▶ [SET TASK]
Return each line of the records that contains the string "axis", treating uppercase and lowercase letters as distinct.

## START

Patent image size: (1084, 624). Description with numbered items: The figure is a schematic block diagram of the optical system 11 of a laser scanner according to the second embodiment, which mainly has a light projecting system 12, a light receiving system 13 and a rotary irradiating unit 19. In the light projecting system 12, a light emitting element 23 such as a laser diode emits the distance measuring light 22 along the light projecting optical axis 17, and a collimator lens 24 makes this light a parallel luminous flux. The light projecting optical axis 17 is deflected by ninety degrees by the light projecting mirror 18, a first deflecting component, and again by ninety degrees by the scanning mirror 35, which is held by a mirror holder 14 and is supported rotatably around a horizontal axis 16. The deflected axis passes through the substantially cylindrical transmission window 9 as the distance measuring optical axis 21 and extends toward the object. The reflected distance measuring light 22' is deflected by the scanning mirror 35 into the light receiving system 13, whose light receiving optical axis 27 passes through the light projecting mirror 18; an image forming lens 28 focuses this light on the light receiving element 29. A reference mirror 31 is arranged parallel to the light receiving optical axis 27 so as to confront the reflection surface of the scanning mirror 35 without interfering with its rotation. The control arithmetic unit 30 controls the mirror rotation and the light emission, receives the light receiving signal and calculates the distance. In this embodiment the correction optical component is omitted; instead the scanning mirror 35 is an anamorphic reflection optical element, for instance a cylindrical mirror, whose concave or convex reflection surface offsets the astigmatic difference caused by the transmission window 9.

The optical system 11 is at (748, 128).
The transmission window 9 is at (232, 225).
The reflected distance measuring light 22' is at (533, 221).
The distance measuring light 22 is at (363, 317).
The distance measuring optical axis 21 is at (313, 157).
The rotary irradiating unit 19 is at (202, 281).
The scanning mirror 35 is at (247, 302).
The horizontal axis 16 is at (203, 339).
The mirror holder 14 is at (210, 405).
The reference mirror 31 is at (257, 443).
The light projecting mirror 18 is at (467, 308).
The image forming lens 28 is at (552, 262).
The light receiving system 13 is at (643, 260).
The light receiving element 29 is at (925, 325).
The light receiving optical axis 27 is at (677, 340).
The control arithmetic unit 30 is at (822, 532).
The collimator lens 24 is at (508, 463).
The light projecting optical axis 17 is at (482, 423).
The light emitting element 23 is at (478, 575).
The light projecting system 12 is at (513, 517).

## END

▶ [TASK ANSWER]
Patent image size: (1084, 624). Description with numbered items: The figure is a schematic block diagram of the optical system 11 of a laser scanner according to the second embodiment, which mainly has a light projecting system 12, a light receiving system 13 and a rotary irradiating unit 19. In the light projecting system 12, a light emitting element 23 such as a laser diode emits the distance measuring light 22 along the light projecting optical axis 17, and a collimator lens 24 makes this light a parallel luminous flux. The light projecting optical axis 17 is deflected by ninety degrees by the light projecting mirror 18, a first deflecting component, and again by ninety degrees by the scanning mirror 35, which is held by a mirror holder 14 and is supported rotatably around a horizontal axis 16. The deflected axis passes through the substantially cylindrical transmission window 9 as the distance measuring optical axis 21 and extends toward the object. The reflected distance measuring light 22' is deflected by the scanning mirror 35 into the light receiving system 13, whose light receiving optical axis 27 passes through the light projecting mirror 18; an image forming lens 28 focuses this light on the light receiving element 29. A reference mirror 31 is arranged parallel to the light receiving optical axis 27 so as to confront the reflection surface of the scanning mirror 35 without interfering with its rotation. The control arithmetic unit 30 controls the mirror rotation and the light emission, receives the light receiving signal and calculates the distance. In this embodiment the correction optical component is omitted; instead the scanning mirror 35 is an anamorphic reflection optical element, for instance a cylindrical mirror, whose concave or convex reflection surface offsets the astigmatic difference caused by the transmission window 9.
The distance measuring optical axis 21 is at (313, 157).
The horizontal axis 16 is at (203, 339).
The light receiving optical axis 27 is at (677, 340).
The light projecting optical axis 17 is at (482, 423).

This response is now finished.